- Task data
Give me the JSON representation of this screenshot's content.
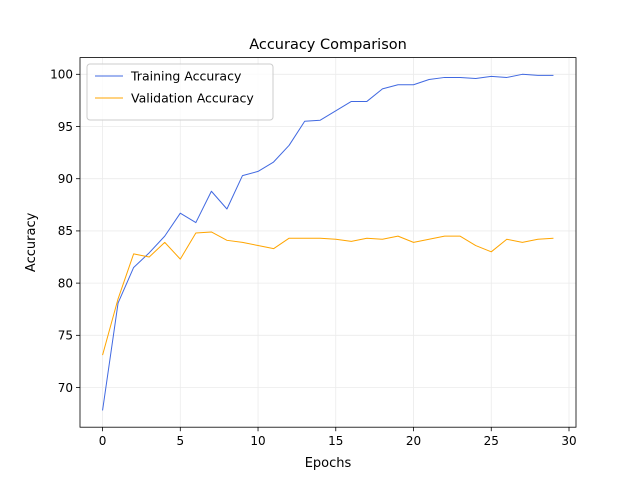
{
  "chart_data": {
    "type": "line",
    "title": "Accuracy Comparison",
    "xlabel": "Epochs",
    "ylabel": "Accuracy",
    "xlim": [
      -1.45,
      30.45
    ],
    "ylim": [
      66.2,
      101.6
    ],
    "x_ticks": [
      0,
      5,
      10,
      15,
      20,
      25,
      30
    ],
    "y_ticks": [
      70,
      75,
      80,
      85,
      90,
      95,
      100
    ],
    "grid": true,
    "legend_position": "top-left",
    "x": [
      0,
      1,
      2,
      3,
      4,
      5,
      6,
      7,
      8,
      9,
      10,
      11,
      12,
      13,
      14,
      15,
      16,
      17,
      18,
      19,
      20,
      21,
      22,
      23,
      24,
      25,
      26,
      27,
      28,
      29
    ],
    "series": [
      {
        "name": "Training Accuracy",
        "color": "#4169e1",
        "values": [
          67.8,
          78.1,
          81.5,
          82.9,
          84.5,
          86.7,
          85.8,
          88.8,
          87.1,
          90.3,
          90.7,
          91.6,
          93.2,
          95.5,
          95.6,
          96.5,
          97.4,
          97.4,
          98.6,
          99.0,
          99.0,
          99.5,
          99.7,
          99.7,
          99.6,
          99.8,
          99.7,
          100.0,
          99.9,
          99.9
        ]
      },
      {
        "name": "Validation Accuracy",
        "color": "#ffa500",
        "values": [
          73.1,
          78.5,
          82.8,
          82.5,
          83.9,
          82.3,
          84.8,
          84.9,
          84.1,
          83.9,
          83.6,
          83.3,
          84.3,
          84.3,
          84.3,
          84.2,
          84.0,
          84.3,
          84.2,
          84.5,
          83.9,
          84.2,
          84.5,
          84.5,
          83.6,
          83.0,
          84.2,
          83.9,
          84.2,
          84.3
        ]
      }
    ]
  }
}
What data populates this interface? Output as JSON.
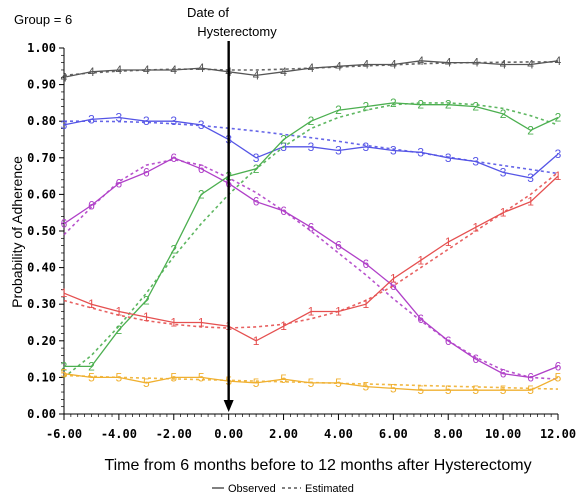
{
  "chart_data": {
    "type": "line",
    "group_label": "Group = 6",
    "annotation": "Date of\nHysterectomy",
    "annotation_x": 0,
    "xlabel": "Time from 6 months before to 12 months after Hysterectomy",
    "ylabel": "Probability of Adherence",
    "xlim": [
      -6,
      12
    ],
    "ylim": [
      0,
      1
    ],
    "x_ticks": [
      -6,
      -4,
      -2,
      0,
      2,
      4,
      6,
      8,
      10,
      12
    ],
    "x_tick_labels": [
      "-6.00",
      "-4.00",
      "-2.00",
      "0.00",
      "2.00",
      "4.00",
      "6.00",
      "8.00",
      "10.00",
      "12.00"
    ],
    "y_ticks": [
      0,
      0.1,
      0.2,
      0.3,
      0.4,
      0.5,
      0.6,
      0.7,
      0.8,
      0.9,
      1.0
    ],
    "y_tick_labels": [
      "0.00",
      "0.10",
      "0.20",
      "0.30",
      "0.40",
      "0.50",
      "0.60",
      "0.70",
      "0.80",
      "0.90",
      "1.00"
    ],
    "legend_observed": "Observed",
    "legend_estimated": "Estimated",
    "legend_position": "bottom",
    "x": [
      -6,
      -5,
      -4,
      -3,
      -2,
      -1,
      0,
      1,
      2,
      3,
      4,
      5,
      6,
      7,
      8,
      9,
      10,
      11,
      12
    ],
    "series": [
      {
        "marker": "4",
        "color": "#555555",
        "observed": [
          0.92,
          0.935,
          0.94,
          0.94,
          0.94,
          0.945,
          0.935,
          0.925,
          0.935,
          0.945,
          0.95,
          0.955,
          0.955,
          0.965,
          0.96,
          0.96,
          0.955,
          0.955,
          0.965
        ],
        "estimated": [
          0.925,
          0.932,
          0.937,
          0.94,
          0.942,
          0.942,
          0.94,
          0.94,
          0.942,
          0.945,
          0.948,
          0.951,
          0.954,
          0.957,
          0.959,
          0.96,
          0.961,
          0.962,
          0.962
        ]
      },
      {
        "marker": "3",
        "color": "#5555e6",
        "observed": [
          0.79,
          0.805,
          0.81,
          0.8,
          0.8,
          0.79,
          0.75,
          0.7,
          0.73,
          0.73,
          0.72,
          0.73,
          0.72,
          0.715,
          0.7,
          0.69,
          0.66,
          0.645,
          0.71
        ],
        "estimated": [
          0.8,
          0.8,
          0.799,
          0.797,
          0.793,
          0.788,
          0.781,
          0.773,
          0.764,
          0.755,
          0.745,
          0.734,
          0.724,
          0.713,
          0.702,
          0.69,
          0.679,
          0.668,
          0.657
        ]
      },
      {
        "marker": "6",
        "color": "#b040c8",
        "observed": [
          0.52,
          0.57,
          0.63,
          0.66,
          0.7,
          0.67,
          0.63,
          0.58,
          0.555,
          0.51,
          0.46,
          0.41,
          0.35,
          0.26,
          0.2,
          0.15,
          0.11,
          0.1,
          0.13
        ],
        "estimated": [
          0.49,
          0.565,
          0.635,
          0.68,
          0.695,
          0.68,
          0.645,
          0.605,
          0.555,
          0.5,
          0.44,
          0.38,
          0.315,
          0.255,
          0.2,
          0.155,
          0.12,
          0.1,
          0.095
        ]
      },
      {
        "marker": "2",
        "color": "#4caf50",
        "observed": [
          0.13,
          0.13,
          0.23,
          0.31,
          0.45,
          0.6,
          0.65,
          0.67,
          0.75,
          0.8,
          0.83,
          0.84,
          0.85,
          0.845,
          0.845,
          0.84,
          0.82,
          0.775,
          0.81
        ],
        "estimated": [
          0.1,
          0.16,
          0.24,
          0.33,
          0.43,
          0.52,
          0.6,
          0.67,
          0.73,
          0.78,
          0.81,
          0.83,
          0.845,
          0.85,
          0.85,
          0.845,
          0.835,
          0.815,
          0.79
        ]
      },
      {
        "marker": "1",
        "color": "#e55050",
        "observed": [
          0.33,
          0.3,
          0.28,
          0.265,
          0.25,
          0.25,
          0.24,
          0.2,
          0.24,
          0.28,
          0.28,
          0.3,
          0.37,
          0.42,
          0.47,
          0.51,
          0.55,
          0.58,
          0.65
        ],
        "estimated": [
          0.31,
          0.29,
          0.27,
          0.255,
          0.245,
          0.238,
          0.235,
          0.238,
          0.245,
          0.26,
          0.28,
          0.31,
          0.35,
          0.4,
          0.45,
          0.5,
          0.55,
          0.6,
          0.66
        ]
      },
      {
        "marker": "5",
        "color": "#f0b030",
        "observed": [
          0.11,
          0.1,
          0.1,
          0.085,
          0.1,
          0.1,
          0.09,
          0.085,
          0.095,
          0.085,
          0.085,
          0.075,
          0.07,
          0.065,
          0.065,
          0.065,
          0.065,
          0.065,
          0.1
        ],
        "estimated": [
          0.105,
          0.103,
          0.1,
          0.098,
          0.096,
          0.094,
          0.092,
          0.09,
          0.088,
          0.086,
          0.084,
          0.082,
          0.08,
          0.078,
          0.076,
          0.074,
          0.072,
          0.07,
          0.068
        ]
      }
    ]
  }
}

* * *

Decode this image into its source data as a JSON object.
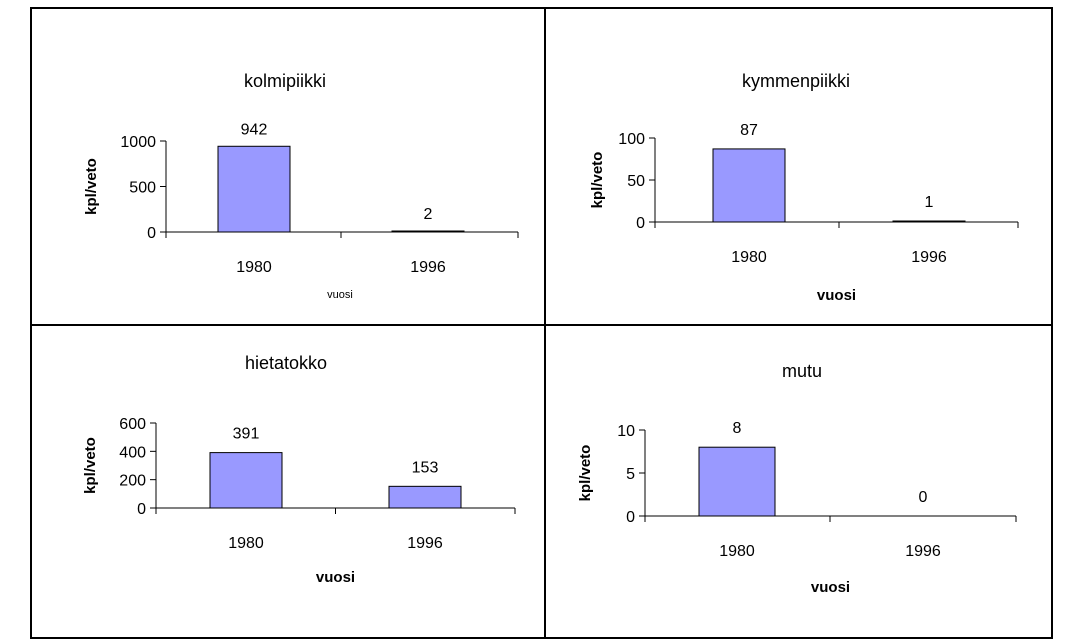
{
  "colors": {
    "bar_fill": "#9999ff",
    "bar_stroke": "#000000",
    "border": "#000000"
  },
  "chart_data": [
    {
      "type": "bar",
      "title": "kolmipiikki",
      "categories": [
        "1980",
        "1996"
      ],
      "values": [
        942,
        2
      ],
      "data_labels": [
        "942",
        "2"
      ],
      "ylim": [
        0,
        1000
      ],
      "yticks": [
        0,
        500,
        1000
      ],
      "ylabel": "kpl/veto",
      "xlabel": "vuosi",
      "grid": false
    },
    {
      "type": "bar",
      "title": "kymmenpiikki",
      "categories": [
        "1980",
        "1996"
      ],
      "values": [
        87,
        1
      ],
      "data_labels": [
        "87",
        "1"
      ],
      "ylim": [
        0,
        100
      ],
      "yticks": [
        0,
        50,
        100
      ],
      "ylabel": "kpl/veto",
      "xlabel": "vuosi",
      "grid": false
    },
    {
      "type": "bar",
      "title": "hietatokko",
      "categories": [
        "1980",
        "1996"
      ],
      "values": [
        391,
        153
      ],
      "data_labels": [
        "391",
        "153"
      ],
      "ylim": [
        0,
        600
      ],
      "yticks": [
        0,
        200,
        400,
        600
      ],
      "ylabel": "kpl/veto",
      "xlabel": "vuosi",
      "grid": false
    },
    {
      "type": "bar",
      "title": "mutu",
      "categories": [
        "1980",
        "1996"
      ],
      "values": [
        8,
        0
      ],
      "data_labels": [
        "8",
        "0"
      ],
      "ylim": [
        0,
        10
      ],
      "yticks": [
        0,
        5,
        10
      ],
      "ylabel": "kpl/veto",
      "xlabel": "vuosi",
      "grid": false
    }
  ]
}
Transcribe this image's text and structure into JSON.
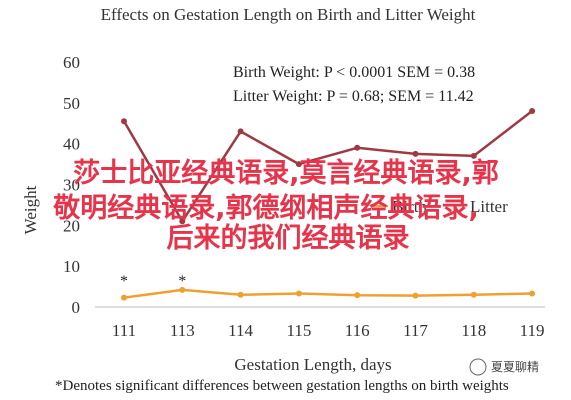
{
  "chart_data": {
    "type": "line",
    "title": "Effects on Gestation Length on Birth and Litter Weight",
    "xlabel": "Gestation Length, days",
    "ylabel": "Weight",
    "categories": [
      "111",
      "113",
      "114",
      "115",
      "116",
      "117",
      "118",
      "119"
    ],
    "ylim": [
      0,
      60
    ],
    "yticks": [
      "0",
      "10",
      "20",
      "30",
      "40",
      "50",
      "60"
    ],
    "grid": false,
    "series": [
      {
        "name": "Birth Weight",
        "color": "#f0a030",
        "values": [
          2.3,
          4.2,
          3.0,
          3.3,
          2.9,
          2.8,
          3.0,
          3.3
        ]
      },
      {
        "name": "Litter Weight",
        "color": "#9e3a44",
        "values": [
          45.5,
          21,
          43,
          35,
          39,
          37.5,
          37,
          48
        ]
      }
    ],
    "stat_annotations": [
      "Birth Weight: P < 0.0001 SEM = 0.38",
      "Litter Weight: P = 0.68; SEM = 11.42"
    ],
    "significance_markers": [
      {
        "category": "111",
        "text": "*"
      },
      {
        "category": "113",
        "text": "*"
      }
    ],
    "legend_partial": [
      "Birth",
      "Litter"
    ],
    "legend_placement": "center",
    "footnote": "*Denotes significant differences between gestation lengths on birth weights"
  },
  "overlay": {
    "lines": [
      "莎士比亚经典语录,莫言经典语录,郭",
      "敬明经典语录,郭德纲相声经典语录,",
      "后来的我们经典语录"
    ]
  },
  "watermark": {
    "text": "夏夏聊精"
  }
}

---

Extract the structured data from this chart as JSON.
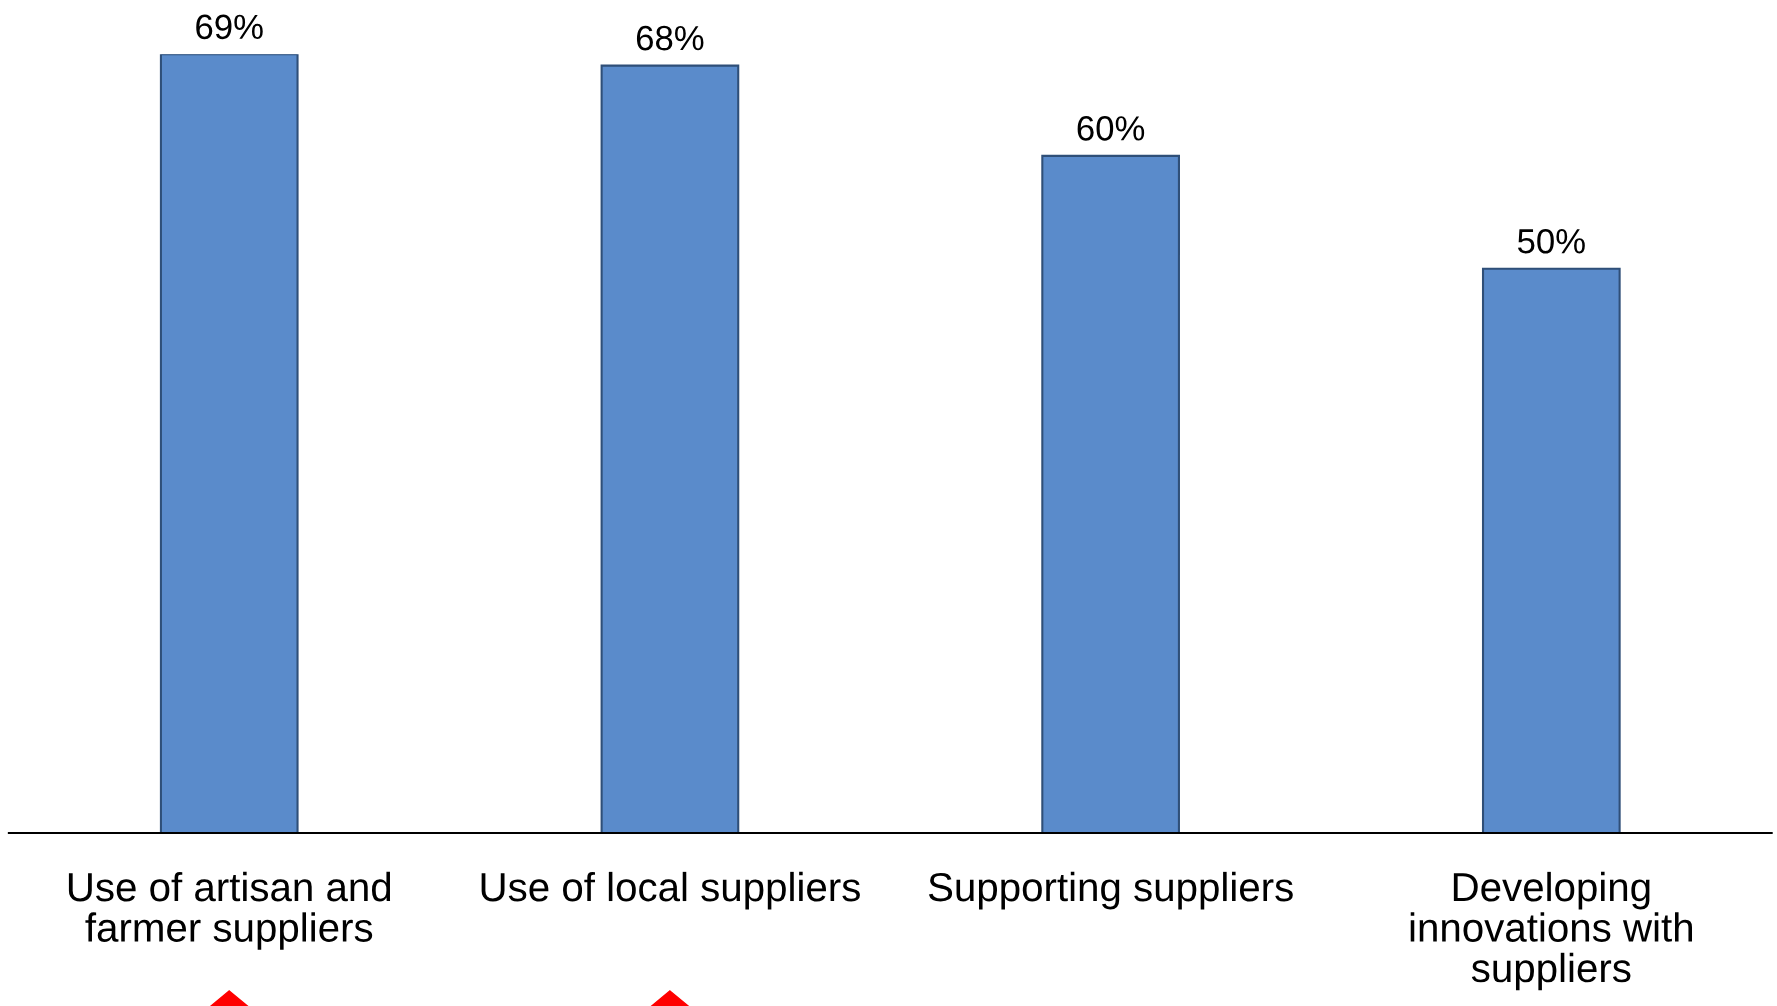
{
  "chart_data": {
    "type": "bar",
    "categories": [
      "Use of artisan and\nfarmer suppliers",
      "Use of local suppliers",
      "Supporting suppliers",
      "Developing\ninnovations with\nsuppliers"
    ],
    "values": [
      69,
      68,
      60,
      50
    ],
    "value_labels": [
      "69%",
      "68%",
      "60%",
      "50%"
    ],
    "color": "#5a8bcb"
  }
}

- Required task
Gather up the lines containing the word "Litter" from these records and copy them.

- The result
    "title": "Effects on Gestation Length on Birth and Litter Weight",
        "name": "Litter Weight",
      "Litter Weight: P = 0.68; SEM = 11.42"
      "Litter"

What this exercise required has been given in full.